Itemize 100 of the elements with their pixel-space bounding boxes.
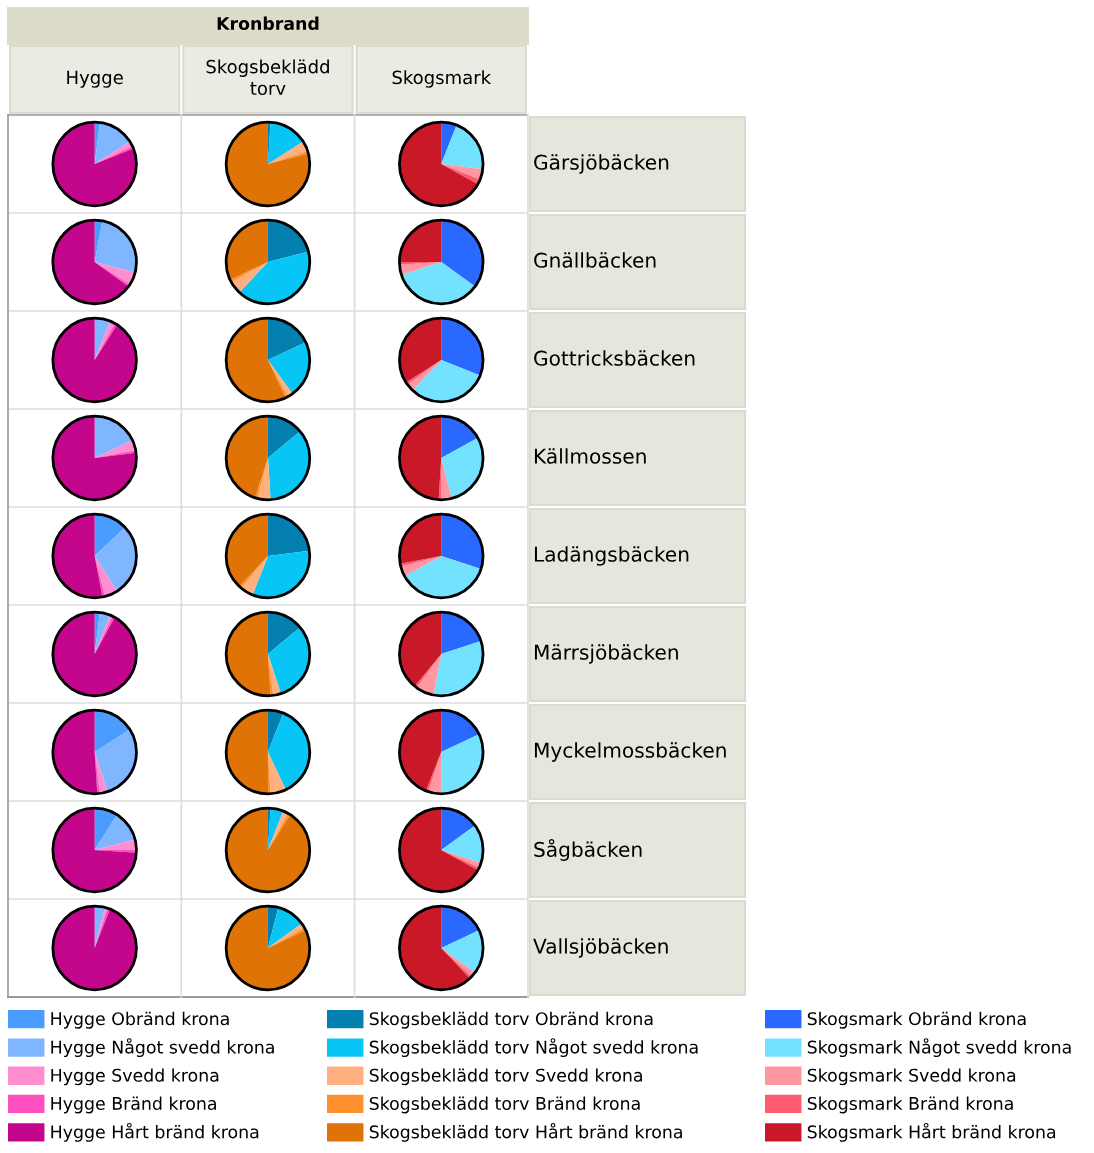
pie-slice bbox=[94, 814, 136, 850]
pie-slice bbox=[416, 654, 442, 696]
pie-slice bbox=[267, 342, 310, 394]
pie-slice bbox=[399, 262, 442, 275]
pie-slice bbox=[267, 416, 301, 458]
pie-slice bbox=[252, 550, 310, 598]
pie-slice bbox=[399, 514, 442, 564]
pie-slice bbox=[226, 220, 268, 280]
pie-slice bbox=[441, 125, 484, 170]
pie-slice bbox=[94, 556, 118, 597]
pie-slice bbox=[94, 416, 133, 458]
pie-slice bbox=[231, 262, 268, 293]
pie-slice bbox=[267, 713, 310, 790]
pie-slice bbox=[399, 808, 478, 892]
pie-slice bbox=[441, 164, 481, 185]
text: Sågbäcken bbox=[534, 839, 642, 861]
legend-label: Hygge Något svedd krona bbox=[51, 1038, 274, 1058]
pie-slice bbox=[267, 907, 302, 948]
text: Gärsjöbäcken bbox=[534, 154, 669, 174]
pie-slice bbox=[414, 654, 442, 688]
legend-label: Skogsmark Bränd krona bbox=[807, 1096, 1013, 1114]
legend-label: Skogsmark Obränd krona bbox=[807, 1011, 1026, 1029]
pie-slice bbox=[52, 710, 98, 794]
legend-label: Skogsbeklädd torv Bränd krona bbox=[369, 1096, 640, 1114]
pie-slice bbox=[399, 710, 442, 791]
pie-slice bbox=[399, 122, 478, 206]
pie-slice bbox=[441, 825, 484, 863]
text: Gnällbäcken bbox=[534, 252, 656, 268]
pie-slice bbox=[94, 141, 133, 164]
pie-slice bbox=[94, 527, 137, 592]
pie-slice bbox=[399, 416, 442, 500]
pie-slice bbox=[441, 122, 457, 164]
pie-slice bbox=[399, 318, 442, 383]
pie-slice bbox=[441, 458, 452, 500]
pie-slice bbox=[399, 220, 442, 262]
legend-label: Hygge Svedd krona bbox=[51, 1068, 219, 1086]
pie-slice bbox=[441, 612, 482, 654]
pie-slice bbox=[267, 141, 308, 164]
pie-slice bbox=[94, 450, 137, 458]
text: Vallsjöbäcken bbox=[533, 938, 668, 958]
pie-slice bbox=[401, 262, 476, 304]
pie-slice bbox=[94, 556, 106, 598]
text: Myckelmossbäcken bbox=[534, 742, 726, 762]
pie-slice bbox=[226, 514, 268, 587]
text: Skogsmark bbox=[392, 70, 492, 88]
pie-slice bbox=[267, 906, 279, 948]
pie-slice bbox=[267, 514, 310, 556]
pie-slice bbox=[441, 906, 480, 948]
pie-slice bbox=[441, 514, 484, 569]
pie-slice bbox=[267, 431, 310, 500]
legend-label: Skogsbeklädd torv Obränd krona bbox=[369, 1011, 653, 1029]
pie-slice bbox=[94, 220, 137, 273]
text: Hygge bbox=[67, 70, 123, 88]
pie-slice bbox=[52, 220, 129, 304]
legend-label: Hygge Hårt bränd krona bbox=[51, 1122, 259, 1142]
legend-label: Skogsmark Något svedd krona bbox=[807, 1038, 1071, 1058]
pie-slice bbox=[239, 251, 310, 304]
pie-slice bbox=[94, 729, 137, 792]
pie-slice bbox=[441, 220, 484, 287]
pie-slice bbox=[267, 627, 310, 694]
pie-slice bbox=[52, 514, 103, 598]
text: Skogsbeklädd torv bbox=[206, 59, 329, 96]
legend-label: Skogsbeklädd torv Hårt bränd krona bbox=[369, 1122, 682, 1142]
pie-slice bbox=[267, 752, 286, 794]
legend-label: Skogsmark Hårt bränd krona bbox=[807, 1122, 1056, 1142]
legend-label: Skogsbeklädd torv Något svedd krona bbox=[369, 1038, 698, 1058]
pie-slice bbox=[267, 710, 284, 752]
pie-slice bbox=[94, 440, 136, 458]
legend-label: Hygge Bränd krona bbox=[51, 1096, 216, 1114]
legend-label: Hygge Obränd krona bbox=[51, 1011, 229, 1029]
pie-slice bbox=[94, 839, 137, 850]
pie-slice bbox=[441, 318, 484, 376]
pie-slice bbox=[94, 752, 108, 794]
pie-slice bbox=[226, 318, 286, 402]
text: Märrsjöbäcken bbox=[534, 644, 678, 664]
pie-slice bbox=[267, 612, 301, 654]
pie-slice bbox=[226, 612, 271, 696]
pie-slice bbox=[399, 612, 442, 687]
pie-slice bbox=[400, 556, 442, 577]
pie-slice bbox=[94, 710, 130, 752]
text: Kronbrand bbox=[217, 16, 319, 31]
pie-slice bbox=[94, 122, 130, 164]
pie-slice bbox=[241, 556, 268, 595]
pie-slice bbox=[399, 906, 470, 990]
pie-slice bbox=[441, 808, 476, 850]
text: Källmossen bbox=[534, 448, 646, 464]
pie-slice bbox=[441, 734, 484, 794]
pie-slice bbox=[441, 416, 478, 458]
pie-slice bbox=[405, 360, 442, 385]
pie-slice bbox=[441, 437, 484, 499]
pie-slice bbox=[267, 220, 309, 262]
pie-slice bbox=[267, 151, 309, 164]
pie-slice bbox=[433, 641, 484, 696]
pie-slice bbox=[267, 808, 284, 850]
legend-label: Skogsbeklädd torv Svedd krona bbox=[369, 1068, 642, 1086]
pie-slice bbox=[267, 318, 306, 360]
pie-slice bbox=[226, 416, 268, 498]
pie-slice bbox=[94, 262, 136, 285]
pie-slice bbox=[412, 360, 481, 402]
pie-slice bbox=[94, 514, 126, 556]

==

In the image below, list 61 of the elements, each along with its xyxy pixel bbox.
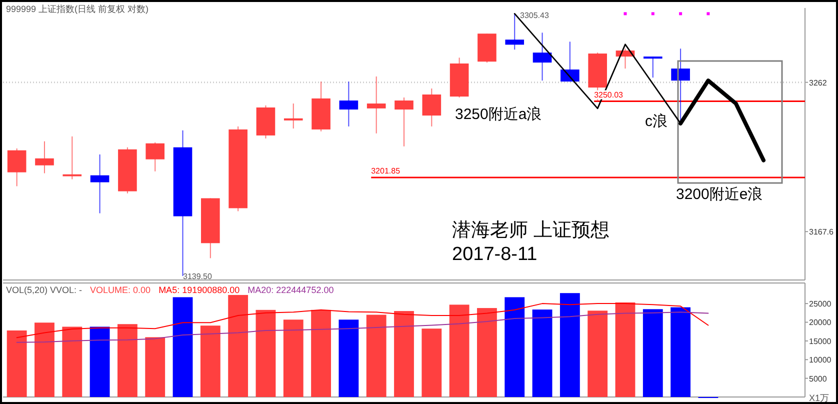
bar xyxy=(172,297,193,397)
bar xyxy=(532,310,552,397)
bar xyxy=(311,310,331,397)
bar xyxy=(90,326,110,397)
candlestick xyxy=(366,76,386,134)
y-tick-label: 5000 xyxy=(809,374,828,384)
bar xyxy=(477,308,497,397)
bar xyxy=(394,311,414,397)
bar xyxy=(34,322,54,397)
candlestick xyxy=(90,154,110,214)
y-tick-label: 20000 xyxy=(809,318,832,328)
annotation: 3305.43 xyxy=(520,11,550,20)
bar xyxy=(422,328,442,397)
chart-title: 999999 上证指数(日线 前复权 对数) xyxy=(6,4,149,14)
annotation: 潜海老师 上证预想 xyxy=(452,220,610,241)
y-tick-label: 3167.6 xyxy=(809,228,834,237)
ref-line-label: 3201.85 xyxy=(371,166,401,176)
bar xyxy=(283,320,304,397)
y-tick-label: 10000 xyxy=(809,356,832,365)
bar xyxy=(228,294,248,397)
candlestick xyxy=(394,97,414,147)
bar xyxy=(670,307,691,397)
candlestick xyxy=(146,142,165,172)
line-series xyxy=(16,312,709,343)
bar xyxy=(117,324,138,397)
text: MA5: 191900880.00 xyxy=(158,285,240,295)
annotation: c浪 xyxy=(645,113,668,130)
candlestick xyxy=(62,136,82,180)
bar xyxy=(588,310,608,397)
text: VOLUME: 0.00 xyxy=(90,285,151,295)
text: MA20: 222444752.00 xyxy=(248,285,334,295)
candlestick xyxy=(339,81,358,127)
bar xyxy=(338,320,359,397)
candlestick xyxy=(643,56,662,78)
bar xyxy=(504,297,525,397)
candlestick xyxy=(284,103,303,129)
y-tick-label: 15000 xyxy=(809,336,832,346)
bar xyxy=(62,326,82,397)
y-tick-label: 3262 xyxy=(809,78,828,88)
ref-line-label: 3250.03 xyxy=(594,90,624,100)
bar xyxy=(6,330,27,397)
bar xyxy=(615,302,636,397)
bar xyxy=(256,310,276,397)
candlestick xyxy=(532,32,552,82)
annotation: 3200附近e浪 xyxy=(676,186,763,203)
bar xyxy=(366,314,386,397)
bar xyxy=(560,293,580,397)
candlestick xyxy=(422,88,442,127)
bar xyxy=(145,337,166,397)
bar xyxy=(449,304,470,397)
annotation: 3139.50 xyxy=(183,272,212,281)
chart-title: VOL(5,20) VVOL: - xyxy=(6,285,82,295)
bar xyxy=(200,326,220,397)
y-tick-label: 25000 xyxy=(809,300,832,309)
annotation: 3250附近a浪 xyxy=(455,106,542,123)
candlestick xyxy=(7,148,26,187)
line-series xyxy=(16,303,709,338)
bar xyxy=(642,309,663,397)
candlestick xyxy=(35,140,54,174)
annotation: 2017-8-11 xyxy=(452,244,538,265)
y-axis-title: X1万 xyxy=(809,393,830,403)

---

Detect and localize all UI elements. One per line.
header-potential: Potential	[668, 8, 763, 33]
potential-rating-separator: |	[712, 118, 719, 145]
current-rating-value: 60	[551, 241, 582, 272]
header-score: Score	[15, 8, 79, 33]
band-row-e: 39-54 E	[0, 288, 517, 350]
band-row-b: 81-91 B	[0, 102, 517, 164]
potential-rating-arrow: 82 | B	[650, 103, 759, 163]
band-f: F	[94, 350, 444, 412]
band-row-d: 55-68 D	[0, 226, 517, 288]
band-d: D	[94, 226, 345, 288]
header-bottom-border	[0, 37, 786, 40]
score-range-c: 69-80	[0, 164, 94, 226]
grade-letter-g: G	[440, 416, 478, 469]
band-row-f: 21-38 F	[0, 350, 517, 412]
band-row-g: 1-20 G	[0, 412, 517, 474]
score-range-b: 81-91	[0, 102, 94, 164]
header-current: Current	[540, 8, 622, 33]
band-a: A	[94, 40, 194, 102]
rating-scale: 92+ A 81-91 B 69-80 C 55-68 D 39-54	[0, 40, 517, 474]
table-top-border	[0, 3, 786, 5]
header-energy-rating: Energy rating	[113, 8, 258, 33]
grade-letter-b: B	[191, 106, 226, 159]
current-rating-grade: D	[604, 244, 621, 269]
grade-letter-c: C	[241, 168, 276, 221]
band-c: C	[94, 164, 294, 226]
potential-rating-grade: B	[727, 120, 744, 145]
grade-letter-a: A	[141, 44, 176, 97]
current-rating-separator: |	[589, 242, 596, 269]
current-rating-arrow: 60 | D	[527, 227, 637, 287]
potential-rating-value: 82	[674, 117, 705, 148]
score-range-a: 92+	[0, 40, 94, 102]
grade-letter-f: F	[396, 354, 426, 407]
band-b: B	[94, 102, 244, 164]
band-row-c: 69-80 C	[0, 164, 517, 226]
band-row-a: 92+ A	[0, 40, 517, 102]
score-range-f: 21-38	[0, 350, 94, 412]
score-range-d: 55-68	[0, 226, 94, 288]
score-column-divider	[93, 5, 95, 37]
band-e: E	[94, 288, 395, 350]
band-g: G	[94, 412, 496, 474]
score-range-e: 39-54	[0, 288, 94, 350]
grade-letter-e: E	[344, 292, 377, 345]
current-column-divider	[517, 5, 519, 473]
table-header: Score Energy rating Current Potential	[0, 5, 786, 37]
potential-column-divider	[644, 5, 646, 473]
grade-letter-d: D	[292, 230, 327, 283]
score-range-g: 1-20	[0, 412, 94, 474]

REQUIREMENTS
Put the entries from the line containing "pie-slice bbox=[94, 814, 136, 850]" up to and including the line containing "pie-slice bbox=[226, 220, 268, 280]" into a JSON list of strings, one string per line, leaving out blank lines.

TASK ANSWER
[
  "pie-slice bbox=[94, 814, 136, 850]",
  "pie-slice bbox=[416, 654, 442, 696]",
  "pie-slice bbox=[267, 342, 310, 394]",
  "pie-slice bbox=[399, 262, 442, 275]",
  "pie-slice bbox=[267, 416, 301, 458]",
  "pie-slice bbox=[252, 550, 310, 598]",
  "pie-slice bbox=[399, 514, 442, 564]",
  "pie-slice bbox=[226, 220, 268, 280]"
]